Repeat only the lines from the one holding "Type out the text in this image." down to the last line of the listing below, including both of those lines.

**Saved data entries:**
════════════════

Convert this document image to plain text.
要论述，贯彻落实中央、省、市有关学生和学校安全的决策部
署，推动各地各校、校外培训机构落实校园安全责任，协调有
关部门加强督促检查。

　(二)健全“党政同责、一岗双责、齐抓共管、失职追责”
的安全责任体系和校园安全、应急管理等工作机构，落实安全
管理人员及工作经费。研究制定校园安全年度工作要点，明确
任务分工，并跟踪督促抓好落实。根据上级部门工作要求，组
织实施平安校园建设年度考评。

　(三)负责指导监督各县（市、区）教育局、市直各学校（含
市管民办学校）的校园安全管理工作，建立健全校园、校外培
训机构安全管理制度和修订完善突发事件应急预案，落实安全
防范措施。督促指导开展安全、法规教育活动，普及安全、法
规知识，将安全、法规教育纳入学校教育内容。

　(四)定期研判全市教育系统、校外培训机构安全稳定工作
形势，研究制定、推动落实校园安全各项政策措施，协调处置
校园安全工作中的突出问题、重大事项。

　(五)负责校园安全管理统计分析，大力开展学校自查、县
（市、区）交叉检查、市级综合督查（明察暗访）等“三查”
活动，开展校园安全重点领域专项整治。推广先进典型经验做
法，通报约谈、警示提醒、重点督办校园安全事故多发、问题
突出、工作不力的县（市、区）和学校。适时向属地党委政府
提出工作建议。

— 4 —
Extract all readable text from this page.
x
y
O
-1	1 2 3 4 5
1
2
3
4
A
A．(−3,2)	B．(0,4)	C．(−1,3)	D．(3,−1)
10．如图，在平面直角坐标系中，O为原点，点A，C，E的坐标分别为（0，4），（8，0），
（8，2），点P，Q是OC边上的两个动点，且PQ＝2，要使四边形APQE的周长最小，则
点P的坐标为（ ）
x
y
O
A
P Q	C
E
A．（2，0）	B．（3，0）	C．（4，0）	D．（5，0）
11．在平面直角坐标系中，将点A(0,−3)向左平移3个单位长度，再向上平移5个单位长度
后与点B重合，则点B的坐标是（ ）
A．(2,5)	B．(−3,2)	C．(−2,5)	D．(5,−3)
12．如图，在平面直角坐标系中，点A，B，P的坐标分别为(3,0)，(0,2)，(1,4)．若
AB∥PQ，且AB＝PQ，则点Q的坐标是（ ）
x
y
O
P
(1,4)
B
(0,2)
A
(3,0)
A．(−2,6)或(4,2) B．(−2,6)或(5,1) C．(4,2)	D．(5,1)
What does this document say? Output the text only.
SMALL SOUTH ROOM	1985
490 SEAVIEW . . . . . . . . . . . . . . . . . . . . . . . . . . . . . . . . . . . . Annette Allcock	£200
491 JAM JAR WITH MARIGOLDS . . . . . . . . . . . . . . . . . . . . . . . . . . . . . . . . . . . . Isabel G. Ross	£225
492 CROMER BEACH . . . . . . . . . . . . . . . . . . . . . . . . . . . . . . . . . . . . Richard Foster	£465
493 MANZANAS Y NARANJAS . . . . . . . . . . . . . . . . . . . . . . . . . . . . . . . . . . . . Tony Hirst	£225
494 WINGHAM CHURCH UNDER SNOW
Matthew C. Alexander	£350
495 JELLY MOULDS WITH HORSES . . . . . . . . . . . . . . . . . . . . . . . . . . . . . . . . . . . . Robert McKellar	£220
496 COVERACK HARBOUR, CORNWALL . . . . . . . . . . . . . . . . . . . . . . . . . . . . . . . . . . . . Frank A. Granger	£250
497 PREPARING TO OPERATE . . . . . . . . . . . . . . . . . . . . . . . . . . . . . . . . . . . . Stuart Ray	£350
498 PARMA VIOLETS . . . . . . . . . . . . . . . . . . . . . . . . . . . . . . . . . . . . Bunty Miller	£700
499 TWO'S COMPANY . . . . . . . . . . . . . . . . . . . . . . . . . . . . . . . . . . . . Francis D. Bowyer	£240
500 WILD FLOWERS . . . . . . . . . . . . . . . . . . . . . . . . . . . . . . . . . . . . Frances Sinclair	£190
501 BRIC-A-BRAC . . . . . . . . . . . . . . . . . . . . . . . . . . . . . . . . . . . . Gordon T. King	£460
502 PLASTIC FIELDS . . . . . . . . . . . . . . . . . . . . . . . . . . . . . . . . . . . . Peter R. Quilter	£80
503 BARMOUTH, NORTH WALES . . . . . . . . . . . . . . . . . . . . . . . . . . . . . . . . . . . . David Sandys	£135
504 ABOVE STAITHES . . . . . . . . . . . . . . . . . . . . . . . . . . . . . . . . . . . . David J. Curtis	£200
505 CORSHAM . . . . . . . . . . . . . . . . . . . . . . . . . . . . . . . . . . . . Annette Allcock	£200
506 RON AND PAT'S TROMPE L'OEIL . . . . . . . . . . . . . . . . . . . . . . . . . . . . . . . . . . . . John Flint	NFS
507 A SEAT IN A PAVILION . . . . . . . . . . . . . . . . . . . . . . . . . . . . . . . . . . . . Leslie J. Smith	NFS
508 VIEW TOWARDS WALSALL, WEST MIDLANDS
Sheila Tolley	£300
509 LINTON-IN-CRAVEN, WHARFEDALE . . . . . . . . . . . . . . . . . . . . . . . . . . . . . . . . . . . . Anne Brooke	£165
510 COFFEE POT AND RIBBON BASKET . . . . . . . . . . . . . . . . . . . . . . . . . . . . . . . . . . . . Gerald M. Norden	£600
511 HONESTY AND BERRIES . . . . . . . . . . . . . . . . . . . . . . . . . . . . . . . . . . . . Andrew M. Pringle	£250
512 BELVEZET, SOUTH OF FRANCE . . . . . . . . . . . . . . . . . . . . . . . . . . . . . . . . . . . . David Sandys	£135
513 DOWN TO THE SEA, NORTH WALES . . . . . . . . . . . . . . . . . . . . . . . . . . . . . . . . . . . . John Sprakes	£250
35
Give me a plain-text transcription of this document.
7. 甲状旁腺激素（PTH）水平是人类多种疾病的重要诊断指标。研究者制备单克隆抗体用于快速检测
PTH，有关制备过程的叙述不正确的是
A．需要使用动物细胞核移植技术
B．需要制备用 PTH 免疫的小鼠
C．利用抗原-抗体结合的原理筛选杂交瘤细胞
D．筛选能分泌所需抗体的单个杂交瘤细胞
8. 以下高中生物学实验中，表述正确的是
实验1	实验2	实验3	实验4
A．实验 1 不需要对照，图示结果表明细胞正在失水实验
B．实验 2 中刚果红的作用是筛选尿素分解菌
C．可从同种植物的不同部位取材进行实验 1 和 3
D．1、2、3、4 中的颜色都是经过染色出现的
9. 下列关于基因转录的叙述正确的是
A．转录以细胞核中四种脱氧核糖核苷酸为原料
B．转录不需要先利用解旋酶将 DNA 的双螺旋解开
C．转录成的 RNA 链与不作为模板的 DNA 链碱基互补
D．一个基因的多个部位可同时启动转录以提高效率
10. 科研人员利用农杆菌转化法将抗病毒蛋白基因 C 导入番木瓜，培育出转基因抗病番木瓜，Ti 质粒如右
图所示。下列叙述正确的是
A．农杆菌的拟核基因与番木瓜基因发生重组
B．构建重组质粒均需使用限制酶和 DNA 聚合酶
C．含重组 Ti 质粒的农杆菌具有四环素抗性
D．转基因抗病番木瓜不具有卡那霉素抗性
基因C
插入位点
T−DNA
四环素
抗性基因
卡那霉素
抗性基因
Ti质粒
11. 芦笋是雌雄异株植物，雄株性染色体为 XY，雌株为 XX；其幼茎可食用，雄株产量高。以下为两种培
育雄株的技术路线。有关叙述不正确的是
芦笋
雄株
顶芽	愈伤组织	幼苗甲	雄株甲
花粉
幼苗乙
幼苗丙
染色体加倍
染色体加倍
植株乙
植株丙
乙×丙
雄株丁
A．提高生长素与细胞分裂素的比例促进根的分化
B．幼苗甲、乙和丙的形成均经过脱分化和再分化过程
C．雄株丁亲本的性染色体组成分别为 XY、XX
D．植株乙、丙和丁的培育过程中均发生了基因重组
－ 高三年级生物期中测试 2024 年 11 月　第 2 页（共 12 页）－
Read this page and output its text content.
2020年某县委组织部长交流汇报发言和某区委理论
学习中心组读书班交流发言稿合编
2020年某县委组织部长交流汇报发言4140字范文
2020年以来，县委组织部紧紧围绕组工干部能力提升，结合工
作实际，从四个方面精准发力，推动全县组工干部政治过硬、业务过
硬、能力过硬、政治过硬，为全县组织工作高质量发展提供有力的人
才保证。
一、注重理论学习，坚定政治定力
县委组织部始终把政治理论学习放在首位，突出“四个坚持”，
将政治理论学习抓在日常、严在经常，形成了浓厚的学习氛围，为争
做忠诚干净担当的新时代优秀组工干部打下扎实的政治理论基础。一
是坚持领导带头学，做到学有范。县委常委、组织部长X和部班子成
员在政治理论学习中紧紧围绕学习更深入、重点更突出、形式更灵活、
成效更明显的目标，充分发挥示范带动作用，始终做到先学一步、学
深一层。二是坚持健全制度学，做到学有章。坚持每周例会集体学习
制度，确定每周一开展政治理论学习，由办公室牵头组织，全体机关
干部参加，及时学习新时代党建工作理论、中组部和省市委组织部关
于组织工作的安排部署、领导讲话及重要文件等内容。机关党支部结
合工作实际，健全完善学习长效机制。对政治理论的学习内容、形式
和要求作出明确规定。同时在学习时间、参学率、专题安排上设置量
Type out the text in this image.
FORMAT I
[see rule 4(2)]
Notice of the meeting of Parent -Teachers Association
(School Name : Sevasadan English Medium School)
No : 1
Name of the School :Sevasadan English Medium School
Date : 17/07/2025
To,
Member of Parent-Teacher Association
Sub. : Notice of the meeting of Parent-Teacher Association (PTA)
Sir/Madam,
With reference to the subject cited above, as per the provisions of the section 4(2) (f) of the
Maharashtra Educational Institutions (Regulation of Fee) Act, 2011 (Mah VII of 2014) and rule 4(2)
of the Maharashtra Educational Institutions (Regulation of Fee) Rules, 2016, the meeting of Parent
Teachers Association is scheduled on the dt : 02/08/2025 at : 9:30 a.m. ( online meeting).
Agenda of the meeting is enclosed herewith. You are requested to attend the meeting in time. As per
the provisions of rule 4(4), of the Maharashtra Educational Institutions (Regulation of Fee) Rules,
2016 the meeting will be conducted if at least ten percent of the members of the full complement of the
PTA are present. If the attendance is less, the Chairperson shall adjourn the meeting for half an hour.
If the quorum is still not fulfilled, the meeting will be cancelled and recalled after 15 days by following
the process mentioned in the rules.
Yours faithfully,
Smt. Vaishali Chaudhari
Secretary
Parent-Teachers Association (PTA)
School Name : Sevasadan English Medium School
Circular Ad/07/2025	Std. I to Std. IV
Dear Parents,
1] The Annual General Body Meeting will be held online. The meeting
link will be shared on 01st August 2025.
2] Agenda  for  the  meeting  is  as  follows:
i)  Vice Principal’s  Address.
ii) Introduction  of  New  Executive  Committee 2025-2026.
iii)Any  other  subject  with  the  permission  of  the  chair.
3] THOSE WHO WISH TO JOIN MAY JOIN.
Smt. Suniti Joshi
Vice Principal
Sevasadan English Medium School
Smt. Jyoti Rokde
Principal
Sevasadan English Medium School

════════════════

**Final answer:**
Type out the text in this image.
FORMAT I
[see rule 4(2)]
Notice of the meeting of Parent -Teachers Association
(School Name : Sevasadan English Medium School)
No : 1
Name of the School :Sevasadan English Medium School
Date : 17/07/2025
To,
Member of Parent-Teacher Association
Sub. : Notice of the meeting of Parent-Teacher Association (PTA)
Sir/Madam,
With reference to the subject cited above, as per the provisions of the section 4(2) (f) of the
Maharashtra Educational Institutions (Regulation of Fee) Act, 2011 (Mah VII of 2014) and rule 4(2)
of the Maharashtra Educational Institutions (Regulation of Fee) Rules, 2016, the meeting of Parent
Teachers Association is scheduled on the dt : 02/08/2025 at : 9:30 a.m. ( online meeting).
Agenda of the meeting is enclosed herewith. You are requested to attend the meeting in time. As per
the provisions of rule 4(4), of the Maharashtra Educational Institutions (Regulation of Fee) Rules,
2016 the meeting will be conducted if at least ten percent of the members of the full complement of the
PTA are present. If the attendance is less, the Chairperson shall adjourn the meeting for half an hour.
If the quorum is still not fulfilled, the meeting will be cancelled and recalled after 15 days by following
the process mentioned in the rules.
Yours faithfully,
Smt. Vaishali Chaudhari
Secretary
Parent-Teachers Association (PTA)
School Name : Sevasadan English Medium School
Circular Ad/07/2025	Std. I to Std. IV
Dear Parents,
1] The Annual General Body Meeting will be held online. The meeting
link will be shared on 01st August 2025.
2] Agenda  for  the  meeting  is  as  follows:
i)  Vice Principal’s  Address.
ii) Introduction  of  New  Executive  Committee 2025-2026.
iii)Any  other  subject  with  the  permission  of  the  chair.
3] THOSE WHO WISH TO JOIN MAY JOIN.
Smt. Suniti Joshi
Vice Principal
Sevasadan English Medium School
Smt. Jyoti Rokde
Principal
Sevasadan English Medium School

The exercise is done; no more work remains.